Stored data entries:
=-=-=
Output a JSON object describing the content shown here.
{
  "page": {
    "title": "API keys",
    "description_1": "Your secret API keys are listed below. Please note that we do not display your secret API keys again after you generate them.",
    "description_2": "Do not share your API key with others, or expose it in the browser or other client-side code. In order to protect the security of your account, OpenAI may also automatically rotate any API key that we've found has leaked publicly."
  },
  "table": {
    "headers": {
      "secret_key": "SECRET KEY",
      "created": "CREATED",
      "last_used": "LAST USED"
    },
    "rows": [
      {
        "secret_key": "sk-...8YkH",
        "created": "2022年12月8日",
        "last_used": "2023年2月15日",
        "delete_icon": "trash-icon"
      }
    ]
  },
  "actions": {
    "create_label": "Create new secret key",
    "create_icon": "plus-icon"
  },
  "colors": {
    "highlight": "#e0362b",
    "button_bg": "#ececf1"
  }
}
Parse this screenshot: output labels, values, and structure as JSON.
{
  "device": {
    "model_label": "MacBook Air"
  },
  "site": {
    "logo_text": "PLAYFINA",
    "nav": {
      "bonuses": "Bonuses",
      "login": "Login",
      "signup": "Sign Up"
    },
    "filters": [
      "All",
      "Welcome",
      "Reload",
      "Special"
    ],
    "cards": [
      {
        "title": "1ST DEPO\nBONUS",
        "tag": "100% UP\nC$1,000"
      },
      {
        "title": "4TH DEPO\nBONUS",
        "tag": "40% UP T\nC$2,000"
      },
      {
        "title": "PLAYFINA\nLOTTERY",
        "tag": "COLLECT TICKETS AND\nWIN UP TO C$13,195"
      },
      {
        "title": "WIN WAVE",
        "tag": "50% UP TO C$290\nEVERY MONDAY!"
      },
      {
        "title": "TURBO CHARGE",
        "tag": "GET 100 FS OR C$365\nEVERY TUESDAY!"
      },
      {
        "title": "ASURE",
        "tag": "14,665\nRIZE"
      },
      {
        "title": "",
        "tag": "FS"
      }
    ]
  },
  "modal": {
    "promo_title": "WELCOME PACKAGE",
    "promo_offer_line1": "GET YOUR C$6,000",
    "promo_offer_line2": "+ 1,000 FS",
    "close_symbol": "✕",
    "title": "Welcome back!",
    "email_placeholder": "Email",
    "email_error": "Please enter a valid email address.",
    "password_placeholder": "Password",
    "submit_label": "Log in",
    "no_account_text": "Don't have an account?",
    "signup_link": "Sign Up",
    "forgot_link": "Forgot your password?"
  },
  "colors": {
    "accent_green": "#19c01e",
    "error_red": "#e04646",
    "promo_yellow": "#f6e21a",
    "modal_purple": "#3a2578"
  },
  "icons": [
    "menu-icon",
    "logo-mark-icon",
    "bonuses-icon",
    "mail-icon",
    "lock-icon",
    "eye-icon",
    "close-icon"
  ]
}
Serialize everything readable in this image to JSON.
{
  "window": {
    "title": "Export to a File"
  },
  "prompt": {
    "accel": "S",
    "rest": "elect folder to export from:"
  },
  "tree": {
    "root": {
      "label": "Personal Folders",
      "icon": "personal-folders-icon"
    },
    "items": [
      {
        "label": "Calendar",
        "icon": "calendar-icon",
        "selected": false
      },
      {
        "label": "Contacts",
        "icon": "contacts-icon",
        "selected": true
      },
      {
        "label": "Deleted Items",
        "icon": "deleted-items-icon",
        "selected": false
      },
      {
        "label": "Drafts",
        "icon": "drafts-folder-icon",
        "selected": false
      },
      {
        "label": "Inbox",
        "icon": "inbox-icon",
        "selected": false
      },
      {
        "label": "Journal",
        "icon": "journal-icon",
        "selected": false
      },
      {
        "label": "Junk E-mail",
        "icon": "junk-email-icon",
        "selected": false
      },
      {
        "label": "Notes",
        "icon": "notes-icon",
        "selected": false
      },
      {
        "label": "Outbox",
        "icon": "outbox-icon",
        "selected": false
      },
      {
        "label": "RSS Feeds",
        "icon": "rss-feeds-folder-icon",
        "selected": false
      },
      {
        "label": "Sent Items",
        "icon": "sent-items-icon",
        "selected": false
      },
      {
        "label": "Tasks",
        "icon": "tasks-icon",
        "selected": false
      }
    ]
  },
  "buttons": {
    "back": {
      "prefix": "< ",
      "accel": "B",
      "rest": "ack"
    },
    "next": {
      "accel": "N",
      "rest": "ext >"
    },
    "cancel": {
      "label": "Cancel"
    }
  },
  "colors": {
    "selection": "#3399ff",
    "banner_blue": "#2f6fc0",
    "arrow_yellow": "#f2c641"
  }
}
=-=-=
Filter lines by "DEPO" and return each hit.

        "title": "1ST DEPO\nBONUS",
        "title": "4TH DEPO\nBONUS",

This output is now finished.